** begin Raw records **
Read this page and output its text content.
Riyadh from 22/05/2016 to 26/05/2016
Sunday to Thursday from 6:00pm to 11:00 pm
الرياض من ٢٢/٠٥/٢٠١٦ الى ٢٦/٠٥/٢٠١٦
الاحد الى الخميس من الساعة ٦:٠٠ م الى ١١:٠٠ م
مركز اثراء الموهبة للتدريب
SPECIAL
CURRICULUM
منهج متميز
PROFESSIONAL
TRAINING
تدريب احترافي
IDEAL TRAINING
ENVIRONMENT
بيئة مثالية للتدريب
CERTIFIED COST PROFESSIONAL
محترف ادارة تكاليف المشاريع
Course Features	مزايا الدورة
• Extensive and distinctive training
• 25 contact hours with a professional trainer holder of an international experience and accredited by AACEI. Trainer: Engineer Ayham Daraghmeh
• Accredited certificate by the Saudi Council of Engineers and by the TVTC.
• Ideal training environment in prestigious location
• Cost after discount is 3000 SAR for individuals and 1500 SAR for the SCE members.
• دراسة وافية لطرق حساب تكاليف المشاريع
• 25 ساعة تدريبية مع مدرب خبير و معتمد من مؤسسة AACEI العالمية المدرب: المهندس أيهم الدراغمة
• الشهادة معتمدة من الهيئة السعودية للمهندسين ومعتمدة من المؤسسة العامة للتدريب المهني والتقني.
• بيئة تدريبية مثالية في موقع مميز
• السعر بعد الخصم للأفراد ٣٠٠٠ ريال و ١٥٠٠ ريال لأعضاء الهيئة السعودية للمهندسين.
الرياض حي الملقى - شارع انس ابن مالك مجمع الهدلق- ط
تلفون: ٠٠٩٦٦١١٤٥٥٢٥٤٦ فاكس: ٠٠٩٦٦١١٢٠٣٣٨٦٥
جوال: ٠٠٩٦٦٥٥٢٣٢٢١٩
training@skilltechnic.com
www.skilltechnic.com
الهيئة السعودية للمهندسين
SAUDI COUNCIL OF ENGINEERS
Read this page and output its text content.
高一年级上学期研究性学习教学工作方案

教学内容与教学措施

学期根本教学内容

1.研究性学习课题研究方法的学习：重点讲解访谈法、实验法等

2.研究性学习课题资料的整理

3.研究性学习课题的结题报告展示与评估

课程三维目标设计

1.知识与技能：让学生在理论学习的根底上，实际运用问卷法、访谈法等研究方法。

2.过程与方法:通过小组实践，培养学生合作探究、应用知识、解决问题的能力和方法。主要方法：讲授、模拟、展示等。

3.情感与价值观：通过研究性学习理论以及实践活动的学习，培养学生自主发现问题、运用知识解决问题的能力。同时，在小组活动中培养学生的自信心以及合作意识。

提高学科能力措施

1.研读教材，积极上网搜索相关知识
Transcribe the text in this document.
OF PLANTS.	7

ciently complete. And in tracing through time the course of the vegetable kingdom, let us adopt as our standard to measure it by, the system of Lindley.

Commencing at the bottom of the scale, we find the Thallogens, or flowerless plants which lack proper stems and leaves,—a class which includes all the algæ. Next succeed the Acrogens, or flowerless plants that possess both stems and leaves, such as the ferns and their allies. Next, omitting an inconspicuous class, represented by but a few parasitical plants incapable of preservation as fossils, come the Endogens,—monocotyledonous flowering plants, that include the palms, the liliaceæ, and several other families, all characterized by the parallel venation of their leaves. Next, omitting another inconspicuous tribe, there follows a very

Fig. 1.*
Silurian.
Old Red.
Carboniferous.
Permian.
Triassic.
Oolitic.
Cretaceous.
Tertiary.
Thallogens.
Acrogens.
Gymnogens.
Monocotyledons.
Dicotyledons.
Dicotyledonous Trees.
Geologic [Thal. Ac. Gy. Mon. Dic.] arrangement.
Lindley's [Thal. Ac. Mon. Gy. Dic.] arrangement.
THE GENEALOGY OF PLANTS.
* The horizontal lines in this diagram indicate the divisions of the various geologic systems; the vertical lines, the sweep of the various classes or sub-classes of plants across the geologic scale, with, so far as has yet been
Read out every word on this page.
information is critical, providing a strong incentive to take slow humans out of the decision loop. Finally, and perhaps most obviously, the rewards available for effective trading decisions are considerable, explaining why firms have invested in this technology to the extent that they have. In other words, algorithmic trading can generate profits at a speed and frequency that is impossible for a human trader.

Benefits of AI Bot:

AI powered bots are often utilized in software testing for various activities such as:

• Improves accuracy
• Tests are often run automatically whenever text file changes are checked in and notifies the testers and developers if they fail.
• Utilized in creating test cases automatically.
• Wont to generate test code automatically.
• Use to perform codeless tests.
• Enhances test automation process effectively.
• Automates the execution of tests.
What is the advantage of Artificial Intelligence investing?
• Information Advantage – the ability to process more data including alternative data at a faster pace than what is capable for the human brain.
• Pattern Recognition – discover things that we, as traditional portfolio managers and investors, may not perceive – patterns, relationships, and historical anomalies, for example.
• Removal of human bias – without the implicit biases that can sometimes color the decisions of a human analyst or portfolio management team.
** end Raw records **
Problem details: Make an exact copy of the records.

The output:
Read this page and output its text content.
Riyadh from 22/05/2016 to 26/05/2016
Sunday to Thursday from 6:00pm to 11:00 pm
الرياض من ٢٢/٠٥/٢٠١٦ الى ٢٦/٠٥/٢٠١٦
الاحد الى الخميس من الساعة ٦:٠٠ م الى ١١:٠٠ م
مركز اثراء الموهبة للتدريب
SPECIAL
CURRICULUM
منهج متميز
PROFESSIONAL
TRAINING
تدريب احترافي
IDEAL TRAINING
ENVIRONMENT
بيئة مثالية للتدريب
CERTIFIED COST PROFESSIONAL
محترف ادارة تكاليف المشاريع
Course Features	مزايا الدورة
• Extensive and distinctive training
• 25 contact hours with a professional trainer holder of an international experience and accredited by AACEI. Trainer: Engineer Ayham Daraghmeh
• Accredited certificate by the Saudi Council of Engineers and by the TVTC.
• Ideal training environment in prestigious location
• Cost after discount is 3000 SAR for individuals and 1500 SAR for the SCE members.
• دراسة وافية لطرق حساب تكاليف المشاريع
• 25 ساعة تدريبية مع مدرب خبير و معتمد من مؤسسة AACEI العالمية المدرب: المهندس أيهم الدراغمة
• الشهادة معتمدة من الهيئة السعودية للمهندسين ومعتمدة من المؤسسة العامة للتدريب المهني والتقني.
• بيئة تدريبية مثالية في موقع مميز
• السعر بعد الخصم للأفراد ٣٠٠٠ ريال و ١٥٠٠ ريال لأعضاء الهيئة السعودية للمهندسين.
الرياض حي الملقى - شارع انس ابن مالك مجمع الهدلق- ط
تلفون: ٠٠٩٦٦١١٤٥٥٢٥٤٦ فاكس: ٠٠٩٦٦١١٢٠٣٣٨٦٥
جوال: ٠٠٩٦٦٥٥٢٣٢٢١٩
training@skilltechnic.com
www.skilltechnic.com
الهيئة السعودية للمهندسين
SAUDI COUNCIL OF ENGINEERS
Read this page and output its text content.
高一年级上学期研究性学习教学工作方案

教学内容与教学措施

学期根本教学内容

1.研究性学习课题研究方法的学习：重点讲解访谈法、实验法等

2.研究性学习课题资料的整理

3.研究性学习课题的结题报告展示与评估

课程三维目标设计

1.知识与技能：让学生在理论学习的根底上，实际运用问卷法、访谈法等研究方法。

2.过程与方法:通过小组实践，培养学生合作探究、应用知识、解决问题的能力和方法。主要方法：讲授、模拟、展示等。

3.情感与价值观：通过研究性学习理论以及实践活动的学习，培养学生自主发现问题、运用知识解决问题的能力。同时，在小组活动中培养学生的自信心以及合作意识。

提高学科能力措施

1.研读教材，积极上网搜索相关知识
Transcribe the text in this document.
OF PLANTS.	7

ciently complete. And in tracing through time the course of the vegetable kingdom, let us adopt as our standard to measure it by, the system of Lindley.

Commencing at the bottom of the scale, we find the Thallogens, or flowerless plants which lack proper stems and leaves,—a class which includes all the algæ. Next succeed the Acrogens, or flowerless plants that possess both stems and leaves, such as the ferns and their allies. Next, omitting an inconspicuous class, represented by but a few parasitical plants incapable of preservation as fossils, come the Endogens,—monocotyledonous flowering plants, that include the palms, the liliaceæ, and several other families, all characterized by the parallel venation of their leaves. Next, omitting another inconspicuous tribe, there follows a very

Fig. 1.*
Silurian.
Old Red.
Carboniferous.
Permian.
Triassic.
Oolitic.
Cretaceous.
Tertiary.
Thallogens.
Acrogens.
Gymnogens.
Monocotyledons.
Dicotyledons.
Dicotyledonous Trees.
Geologic [Thal. Ac. Gy. Mon. Dic.] arrangement.
Lindley's [Thal. Ac. Mon. Gy. Dic.] arrangement.
THE GENEALOGY OF PLANTS.
* The horizontal lines in this diagram indicate the divisions of the various geologic systems; the vertical lines, the sweep of the various classes or sub-classes of plants across the geologic scale, with, so far as has yet been
Read out every word on this page.
information is critical, providing a strong incentive to take slow humans out of the decision loop. Finally, and perhaps most obviously, the rewards available for effective trading decisions are considerable, explaining why firms have invested in this technology to the extent that they have. In other words, algorithmic trading can generate profits at a speed and frequency that is impossible for a human trader.

Benefits of AI Bot:

AI powered bots are often utilized in software testing for various activities such as:

• Improves accuracy
• Tests are often run automatically whenever text file changes are checked in and notifies the testers and developers if they fail.
• Utilized in creating test cases automatically.
• Wont to generate test code automatically.
• Use to perform codeless tests.
• Enhances test automation process effectively.
• Automates the execution of tests.
What is the advantage of Artificial Intelligence investing?
• Information Advantage – the ability to process more data including alternative data at a faster pace than what is capable for the human brain.
• Pattern Recognition – discover things that we, as traditional portfolio managers and investors, may not perceive – patterns, relationships, and historical anomalies, for example.
• Removal of human bias – without the implicit biases that can sometimes color the decisions of a human analyst or portfolio management team.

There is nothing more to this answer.